» Dataset items
+++
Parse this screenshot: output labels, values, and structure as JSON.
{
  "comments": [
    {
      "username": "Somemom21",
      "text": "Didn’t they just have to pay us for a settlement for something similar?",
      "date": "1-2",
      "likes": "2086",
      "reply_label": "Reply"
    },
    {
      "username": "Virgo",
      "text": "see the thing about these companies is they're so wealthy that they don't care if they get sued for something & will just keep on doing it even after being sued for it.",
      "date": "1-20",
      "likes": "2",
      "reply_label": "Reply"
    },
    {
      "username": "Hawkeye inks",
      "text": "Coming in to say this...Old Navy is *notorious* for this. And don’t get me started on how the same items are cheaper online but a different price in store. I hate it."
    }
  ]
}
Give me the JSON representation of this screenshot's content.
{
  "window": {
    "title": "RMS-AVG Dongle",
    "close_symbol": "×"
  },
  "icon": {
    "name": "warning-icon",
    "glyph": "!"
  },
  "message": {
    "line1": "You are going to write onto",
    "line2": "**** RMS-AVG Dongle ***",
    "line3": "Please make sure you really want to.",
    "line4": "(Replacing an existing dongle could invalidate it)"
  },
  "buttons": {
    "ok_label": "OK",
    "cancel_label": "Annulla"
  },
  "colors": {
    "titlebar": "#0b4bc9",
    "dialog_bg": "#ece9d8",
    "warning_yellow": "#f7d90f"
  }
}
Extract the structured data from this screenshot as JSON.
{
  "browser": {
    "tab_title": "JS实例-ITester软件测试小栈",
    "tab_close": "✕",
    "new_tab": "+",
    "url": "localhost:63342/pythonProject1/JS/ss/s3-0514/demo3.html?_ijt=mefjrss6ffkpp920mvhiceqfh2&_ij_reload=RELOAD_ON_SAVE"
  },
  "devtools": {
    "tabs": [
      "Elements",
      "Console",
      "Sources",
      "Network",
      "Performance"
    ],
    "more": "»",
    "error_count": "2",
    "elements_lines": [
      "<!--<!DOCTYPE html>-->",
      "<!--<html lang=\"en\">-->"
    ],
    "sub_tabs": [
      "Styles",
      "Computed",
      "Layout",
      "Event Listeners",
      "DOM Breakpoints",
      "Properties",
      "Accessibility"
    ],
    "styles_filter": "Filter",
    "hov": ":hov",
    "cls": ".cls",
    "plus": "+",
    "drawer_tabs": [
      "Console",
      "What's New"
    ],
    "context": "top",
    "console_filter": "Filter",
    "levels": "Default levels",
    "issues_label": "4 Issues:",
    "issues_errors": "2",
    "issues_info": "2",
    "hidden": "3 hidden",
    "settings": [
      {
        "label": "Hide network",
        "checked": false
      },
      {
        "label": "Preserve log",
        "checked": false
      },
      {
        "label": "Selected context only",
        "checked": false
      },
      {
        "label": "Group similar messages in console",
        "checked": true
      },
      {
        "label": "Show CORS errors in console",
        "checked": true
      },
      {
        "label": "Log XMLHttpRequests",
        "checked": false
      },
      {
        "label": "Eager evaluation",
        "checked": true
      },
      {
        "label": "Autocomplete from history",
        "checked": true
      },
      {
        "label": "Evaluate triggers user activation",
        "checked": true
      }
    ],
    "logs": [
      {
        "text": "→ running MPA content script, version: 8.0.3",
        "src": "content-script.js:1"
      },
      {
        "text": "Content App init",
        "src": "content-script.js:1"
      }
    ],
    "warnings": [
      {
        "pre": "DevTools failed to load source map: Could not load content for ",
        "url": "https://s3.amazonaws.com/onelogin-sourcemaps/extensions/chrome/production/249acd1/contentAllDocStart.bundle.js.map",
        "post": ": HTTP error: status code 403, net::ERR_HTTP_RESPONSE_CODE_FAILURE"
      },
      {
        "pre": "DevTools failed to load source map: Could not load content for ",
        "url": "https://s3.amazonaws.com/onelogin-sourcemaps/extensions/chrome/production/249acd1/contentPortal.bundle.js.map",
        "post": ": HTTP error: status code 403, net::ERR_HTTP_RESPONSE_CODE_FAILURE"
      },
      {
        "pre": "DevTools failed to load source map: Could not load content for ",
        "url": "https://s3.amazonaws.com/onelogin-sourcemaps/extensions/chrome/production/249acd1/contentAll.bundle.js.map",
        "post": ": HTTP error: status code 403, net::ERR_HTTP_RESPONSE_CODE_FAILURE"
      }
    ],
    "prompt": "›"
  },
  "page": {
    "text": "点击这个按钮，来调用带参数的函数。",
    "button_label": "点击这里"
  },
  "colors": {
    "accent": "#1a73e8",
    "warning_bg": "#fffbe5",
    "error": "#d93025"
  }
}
+++
All the data must be duplicated exactly, with nothing added or removed.

» FULL OUTPUT
Parse this screenshot: output labels, values, and structure as JSON.
{
  "comments": [
    {
      "username": "Somemom21",
      "text": "Didn’t they just have to pay us for a settlement for something similar?",
      "date": "1-2",
      "likes": "2086",
      "reply_label": "Reply"
    },
    {
      "username": "Virgo",
      "text": "see the thing about these companies is they're so wealthy that they don't care if they get sued for something & will just keep on doing it even after being sued for it.",
      "date": "1-20",
      "likes": "2",
      "reply_label": "Reply"
    },
    {
      "username": "Hawkeye inks",
      "text": "Coming in to say this...Old Navy is *notorious* for this. And don’t get me started on how the same items are cheaper online but a different price in store. I hate it."
    }
  ]
}
Give me the JSON representation of this screenshot's content.
{
  "window": {
    "title": "RMS-AVG Dongle",
    "close_symbol": "×"
  },
  "icon": {
    "name": "warning-icon",
    "glyph": "!"
  },
  "message": {
    "line1": "You are going to write onto",
    "line2": "**** RMS-AVG Dongle ***",
    "line3": "Please make sure you really want to.",
    "line4": "(Replacing an existing dongle could invalidate it)"
  },
  "buttons": {
    "ok_label": "OK",
    "cancel_label": "Annulla"
  },
  "colors": {
    "titlebar": "#0b4bc9",
    "dialog_bg": "#ece9d8",
    "warning_yellow": "#f7d90f"
  }
}
Extract the structured data from this screenshot as JSON.
{
  "browser": {
    "tab_title": "JS实例-ITester软件测试小栈",
    "tab_close": "✕",
    "new_tab": "+",
    "url": "localhost:63342/pythonProject1/JS/ss/s3-0514/demo3.html?_ijt=mefjrss6ffkpp920mvhiceqfh2&_ij_reload=RELOAD_ON_SAVE"
  },
  "devtools": {
    "tabs": [
      "Elements",
      "Console",
      "Sources",
      "Network",
      "Performance"
    ],
    "more": "»",
    "error_count": "2",
    "elements_lines": [
      "<!--<!DOCTYPE html>-->",
      "<!--<html lang=\"en\">-->"
    ],
    "sub_tabs": [
      "Styles",
      "Computed",
      "Layout",
      "Event Listeners",
      "DOM Breakpoints",
      "Properties",
      "Accessibility"
    ],
    "styles_filter": "Filter",
    "hov": ":hov",
    "cls": ".cls",
    "plus": "+",
    "drawer_tabs": [
      "Console",
      "What's New"
    ],
    "context": "top",
    "console_filter": "Filter",
    "levels": "Default levels",
    "issues_label": "4 Issues:",
    "issues_errors": "2",
    "issues_info": "2",
    "hidden": "3 hidden",
    "settings": [
      {
        "label": "Hide network",
        "checked": false
      },
      {
        "label": "Preserve log",
        "checked": false
      },
      {
        "label": "Selected context only",
        "checked": false
      },
      {
        "label": "Group similar messages in console",
        "checked": true
      },
      {
        "label": "Show CORS errors in console",
        "checked": true
      },
      {
        "label": "Log XMLHttpRequests",
        "checked": false
      },
      {
        "label": "Eager evaluation",
        "checked": true
      },
      {
        "label": "Autocomplete from history",
        "checked": true
      },
      {
        "label": "Evaluate triggers user activation",
        "checked": true
      }
    ],
    "logs": [
      {
        "text": "→ running MPA content script, version: 8.0.3",
        "src": "content-script.js:1"
      },
      {
        "text": "Content App init",
        "src": "content-script.js:1"
      }
    ],
    "warnings": [
      {
        "pre": "DevTools failed to load source map: Could not load content for ",
        "url": "https://s3.amazonaws.com/onelogin-sourcemaps/extensions/chrome/production/249acd1/contentAllDocStart.bundle.js.map",
        "post": ": HTTP error: status code 403, net::ERR_HTTP_RESPONSE_CODE_FAILURE"
      },
      {
        "pre": "DevTools failed to load source map: Could not load content for ",
        "url": "https://s3.amazonaws.com/onelogin-sourcemaps/extensions/chrome/production/249acd1/contentPortal.bundle.js.map",
        "post": ": HTTP error: status code 403, net::ERR_HTTP_RESPONSE_CODE_FAILURE"
      },
      {
        "pre": "DevTools failed to load source map: Could not load content for ",
        "url": "https://s3.amazonaws.com/onelogin-sourcemaps/extensions/chrome/production/249acd1/contentAll.bundle.js.map",
        "post": ": HTTP error: status code 403, net::ERR_HTTP_RESPONSE_CODE_FAILURE"
      }
    ],
    "prompt": "›"
  },
  "page": {
    "text": "点击这个按钮，来调用带参数的函数。",
    "button_label": "点击这里"
  },
  "colors": {
    "accent": "#1a73e8",
    "warning_bg": "#fffbe5",
    "error": "#d93025"
  }
}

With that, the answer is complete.